__Exercise instructions__:
Every line that holds the string "faire" is to be identified and copied.

__Data shown__:
● ● ● ●

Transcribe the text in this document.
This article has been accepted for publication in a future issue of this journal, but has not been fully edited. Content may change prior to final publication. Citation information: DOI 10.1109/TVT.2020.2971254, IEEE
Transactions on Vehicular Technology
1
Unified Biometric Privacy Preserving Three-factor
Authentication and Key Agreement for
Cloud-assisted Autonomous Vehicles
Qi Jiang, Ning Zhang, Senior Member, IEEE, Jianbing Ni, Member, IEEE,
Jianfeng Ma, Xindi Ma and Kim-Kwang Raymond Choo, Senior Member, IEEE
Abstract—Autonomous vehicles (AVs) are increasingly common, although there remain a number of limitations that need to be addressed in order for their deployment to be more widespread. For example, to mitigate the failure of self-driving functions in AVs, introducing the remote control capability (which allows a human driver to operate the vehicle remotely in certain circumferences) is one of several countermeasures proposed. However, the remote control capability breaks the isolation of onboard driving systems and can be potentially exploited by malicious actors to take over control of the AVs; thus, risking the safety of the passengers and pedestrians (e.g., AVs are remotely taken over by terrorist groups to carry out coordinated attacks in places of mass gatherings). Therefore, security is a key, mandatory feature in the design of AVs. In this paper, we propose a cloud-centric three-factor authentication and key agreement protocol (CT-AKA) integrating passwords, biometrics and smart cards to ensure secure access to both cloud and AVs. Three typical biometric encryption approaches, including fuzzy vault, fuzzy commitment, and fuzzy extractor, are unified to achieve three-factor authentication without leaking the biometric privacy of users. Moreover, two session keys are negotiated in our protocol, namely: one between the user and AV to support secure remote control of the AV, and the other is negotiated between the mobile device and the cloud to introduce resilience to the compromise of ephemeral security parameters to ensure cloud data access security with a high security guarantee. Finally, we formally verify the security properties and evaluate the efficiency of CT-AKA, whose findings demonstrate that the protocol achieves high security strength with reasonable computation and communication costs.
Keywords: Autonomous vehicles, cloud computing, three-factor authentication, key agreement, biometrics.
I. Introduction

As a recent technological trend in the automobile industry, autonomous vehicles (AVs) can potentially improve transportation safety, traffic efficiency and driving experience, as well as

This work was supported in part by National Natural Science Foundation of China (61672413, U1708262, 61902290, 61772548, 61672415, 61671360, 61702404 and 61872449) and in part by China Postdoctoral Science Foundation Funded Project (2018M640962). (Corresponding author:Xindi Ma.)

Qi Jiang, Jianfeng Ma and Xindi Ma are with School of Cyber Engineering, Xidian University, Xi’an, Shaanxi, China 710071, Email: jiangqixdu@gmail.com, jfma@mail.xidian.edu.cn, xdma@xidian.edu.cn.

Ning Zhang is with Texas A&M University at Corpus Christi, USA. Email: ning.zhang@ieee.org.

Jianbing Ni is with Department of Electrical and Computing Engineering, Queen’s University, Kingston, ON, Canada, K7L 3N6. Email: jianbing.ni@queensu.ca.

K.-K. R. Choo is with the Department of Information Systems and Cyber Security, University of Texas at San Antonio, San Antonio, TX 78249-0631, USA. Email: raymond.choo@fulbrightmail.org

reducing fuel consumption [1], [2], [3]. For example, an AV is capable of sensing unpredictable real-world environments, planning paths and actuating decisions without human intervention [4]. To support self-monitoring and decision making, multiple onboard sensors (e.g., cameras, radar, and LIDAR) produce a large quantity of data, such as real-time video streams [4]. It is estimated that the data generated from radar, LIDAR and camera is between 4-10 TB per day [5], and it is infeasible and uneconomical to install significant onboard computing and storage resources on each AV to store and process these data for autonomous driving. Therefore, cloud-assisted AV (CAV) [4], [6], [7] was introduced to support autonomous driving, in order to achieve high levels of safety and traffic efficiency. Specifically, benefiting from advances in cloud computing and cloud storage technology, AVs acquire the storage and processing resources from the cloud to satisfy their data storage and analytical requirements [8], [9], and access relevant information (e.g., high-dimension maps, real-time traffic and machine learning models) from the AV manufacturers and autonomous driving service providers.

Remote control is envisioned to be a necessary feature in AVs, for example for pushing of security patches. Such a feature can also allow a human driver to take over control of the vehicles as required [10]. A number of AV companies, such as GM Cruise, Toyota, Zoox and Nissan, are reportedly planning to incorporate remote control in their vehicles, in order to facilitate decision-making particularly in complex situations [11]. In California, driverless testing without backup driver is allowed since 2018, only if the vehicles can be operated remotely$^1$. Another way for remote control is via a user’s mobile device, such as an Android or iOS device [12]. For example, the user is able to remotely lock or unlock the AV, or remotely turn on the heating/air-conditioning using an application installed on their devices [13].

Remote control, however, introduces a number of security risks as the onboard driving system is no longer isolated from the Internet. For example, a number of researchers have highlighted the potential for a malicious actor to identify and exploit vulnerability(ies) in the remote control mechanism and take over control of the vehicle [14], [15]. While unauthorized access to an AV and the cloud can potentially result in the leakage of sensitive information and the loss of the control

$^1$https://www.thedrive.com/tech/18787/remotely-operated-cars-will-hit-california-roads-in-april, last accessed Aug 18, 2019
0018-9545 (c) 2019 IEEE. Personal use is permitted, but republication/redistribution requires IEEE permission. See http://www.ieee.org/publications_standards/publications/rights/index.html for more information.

● ● ● ●

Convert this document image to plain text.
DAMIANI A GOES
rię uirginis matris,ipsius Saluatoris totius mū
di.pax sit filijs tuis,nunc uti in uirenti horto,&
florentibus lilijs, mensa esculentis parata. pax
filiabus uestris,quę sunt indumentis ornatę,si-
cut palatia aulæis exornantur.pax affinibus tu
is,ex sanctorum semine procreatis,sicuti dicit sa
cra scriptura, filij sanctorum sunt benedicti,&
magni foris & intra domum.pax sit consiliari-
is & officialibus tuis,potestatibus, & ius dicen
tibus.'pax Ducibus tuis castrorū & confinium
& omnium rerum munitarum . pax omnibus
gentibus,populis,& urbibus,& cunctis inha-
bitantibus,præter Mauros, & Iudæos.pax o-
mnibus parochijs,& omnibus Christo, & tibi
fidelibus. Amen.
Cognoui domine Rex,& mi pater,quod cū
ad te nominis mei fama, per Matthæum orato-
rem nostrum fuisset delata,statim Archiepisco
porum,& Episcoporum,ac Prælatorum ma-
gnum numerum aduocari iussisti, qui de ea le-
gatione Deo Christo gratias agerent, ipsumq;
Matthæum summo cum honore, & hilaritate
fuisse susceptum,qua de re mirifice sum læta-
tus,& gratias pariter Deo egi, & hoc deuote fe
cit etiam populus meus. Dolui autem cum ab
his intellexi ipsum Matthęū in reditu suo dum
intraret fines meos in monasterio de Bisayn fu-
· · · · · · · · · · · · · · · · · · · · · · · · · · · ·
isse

● ● ● ●

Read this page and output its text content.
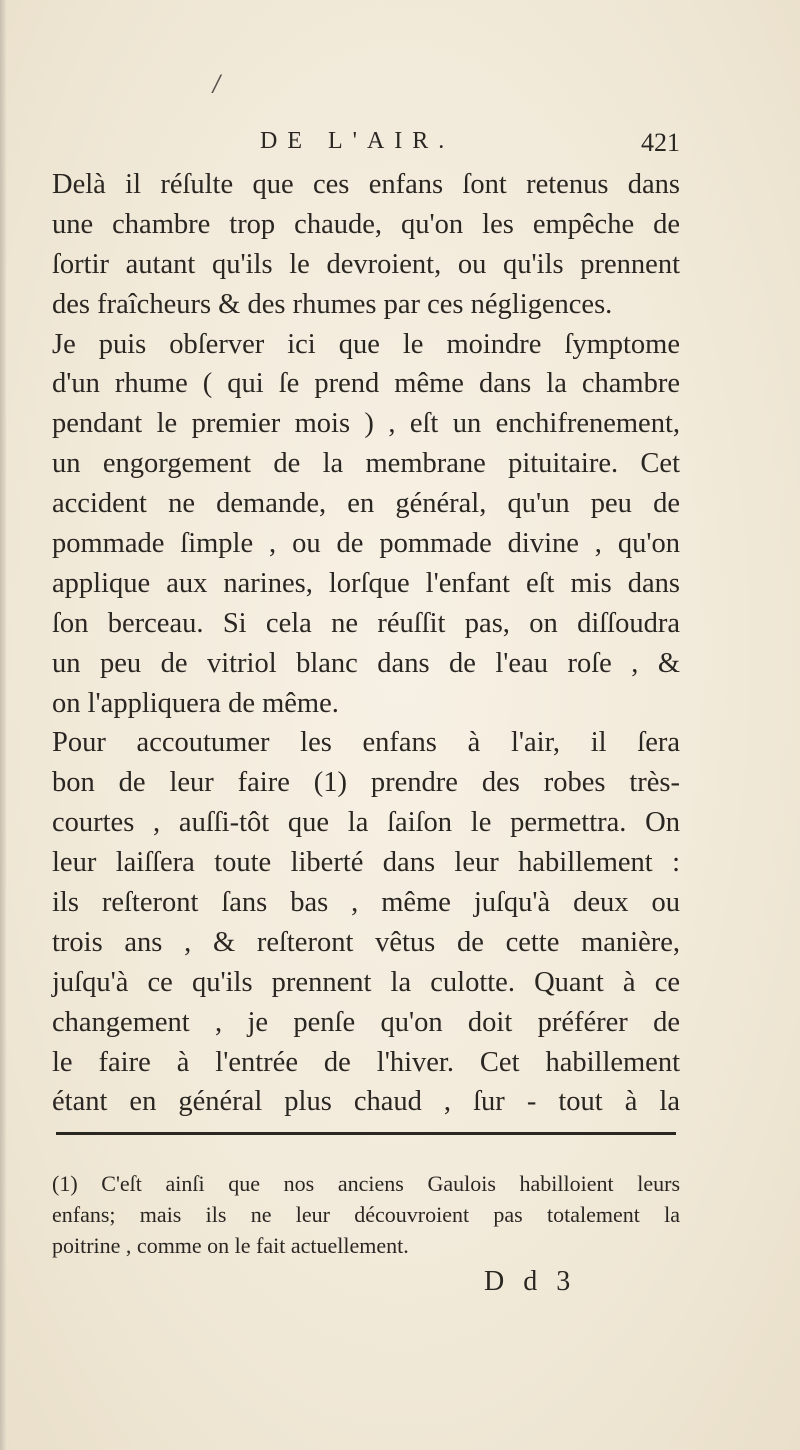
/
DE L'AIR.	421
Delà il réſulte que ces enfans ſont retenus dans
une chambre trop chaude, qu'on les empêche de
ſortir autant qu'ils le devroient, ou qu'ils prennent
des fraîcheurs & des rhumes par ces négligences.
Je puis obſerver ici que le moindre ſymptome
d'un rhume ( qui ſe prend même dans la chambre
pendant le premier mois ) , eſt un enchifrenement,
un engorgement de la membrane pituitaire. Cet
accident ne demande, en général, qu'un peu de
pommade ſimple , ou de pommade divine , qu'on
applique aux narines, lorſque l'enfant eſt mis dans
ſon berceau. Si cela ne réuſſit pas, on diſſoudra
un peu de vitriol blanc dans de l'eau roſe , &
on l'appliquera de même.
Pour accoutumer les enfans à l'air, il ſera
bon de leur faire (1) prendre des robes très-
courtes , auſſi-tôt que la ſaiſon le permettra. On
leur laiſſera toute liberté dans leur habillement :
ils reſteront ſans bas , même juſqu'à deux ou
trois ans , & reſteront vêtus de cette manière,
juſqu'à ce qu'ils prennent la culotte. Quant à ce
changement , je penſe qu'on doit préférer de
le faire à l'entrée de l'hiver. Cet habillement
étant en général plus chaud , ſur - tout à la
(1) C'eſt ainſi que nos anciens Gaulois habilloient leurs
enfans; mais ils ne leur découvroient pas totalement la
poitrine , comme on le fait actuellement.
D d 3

● ● ● ●

__Answer in full__:
bon de leur faire (1) prendre des robes très-
le faire à l'entrée de l'hiver. Cet habillement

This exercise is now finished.